Given data ▸
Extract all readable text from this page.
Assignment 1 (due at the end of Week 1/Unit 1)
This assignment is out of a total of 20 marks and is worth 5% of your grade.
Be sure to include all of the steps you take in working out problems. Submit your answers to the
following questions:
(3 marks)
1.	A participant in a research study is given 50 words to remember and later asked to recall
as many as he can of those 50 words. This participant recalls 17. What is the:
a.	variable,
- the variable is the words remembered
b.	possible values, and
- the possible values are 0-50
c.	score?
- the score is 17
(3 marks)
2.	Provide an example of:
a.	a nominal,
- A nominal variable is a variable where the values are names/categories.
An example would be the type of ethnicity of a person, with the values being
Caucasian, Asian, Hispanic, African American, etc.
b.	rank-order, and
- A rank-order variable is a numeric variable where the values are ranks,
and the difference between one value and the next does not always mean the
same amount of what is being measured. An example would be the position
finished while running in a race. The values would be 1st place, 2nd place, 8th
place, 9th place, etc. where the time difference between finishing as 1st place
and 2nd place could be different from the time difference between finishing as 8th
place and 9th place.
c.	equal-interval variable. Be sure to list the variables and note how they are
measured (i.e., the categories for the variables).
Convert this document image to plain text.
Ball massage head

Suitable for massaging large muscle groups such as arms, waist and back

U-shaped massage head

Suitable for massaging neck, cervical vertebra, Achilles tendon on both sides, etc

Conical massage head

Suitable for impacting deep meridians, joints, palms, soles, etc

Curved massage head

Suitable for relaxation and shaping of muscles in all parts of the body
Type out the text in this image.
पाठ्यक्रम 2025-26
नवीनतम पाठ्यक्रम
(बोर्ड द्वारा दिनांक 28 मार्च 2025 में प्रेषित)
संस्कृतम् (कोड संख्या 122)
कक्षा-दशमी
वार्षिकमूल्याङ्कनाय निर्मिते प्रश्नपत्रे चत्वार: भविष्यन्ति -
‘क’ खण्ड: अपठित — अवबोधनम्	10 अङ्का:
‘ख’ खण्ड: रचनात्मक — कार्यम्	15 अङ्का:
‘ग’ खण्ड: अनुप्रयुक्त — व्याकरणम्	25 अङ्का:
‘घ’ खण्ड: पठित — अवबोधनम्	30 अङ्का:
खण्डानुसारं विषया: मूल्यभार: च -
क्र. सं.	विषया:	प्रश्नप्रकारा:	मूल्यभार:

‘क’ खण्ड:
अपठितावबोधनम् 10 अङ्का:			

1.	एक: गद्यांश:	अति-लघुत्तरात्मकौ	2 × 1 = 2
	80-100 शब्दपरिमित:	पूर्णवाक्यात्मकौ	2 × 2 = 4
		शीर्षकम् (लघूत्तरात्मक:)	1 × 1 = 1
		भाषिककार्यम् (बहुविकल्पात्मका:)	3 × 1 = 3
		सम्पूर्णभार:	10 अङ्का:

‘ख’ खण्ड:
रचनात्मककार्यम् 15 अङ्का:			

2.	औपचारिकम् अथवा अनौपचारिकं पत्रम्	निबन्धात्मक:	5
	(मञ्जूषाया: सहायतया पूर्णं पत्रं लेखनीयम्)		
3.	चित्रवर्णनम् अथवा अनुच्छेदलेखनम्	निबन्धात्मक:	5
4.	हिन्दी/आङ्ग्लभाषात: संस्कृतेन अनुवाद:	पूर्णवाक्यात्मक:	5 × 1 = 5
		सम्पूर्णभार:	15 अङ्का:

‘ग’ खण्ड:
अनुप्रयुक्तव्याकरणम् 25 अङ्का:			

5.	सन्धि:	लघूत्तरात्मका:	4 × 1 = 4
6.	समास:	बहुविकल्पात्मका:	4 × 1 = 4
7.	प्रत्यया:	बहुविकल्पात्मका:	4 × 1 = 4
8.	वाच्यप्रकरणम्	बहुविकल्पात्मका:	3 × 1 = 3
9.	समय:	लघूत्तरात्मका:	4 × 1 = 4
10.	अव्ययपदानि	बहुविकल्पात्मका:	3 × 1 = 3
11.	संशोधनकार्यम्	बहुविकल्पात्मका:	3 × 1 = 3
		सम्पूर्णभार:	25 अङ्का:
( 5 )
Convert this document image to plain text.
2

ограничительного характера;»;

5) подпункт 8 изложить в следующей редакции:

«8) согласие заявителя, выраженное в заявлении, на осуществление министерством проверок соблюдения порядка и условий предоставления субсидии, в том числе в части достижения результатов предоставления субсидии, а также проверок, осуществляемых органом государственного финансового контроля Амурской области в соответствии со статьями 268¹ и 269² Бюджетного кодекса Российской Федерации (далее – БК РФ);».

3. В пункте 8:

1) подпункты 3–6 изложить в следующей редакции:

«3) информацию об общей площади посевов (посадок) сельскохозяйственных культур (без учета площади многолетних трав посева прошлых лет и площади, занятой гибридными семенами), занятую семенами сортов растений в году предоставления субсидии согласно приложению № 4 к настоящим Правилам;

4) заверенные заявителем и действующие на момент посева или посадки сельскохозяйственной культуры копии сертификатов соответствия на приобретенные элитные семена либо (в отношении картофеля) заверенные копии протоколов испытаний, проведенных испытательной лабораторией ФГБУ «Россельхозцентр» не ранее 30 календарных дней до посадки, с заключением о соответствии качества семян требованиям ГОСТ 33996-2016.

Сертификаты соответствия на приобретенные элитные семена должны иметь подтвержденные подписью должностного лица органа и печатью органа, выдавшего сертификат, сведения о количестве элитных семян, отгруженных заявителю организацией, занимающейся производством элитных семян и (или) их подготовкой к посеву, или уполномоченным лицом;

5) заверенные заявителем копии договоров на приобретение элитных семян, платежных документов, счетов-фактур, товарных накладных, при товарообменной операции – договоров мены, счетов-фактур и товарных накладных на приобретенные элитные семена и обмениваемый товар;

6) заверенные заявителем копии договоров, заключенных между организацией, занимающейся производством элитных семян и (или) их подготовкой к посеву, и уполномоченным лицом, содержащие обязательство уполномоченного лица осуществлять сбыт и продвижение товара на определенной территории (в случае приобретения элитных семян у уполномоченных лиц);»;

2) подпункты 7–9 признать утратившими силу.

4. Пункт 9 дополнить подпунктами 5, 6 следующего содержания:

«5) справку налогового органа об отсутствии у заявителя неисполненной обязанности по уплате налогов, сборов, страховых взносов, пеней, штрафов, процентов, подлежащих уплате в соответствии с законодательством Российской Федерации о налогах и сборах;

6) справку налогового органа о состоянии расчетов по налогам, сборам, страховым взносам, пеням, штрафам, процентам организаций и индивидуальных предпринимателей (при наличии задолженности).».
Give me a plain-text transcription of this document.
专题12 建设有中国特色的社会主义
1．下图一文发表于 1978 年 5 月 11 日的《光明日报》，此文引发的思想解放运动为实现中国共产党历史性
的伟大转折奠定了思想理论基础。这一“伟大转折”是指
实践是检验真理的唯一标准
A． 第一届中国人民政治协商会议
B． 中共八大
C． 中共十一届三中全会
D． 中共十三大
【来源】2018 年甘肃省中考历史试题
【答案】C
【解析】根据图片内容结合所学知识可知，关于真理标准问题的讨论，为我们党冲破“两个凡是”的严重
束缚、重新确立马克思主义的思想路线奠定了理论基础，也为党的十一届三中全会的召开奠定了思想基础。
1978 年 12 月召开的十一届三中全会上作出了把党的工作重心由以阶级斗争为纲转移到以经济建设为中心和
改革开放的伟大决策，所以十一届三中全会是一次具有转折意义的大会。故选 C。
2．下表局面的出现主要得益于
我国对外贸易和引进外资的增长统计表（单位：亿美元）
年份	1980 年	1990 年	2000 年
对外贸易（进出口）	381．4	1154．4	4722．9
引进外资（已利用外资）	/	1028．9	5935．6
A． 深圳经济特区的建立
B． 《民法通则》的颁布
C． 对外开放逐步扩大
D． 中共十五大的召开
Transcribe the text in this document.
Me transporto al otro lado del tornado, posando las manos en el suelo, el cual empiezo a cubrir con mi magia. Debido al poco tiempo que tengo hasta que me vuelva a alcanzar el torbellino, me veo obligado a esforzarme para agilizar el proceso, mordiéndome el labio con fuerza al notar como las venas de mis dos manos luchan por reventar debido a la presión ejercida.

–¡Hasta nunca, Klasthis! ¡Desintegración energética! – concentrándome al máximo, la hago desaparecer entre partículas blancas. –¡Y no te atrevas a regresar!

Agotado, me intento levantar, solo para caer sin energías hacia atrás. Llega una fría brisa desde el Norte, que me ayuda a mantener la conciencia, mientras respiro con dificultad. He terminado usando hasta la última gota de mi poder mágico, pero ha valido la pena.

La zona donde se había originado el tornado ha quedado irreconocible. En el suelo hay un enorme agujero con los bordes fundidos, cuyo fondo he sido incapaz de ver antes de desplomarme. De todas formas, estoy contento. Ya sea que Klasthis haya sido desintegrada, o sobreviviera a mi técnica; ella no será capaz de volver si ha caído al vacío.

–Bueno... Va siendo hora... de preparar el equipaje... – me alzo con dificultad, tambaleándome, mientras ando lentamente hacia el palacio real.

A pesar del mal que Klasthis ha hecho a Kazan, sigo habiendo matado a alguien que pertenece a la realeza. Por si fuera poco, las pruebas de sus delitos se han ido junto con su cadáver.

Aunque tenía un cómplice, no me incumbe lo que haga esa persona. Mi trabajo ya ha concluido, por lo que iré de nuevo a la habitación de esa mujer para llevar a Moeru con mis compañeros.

Aim ▸ Select and copy every line of the material that holds the string "massaging".

Reply to the exercise ▸
Suitable for massaging large muscle groups such as arms, waist and back
Suitable for massaging neck, cervical vertebra, Achilles tendon on both sides, etc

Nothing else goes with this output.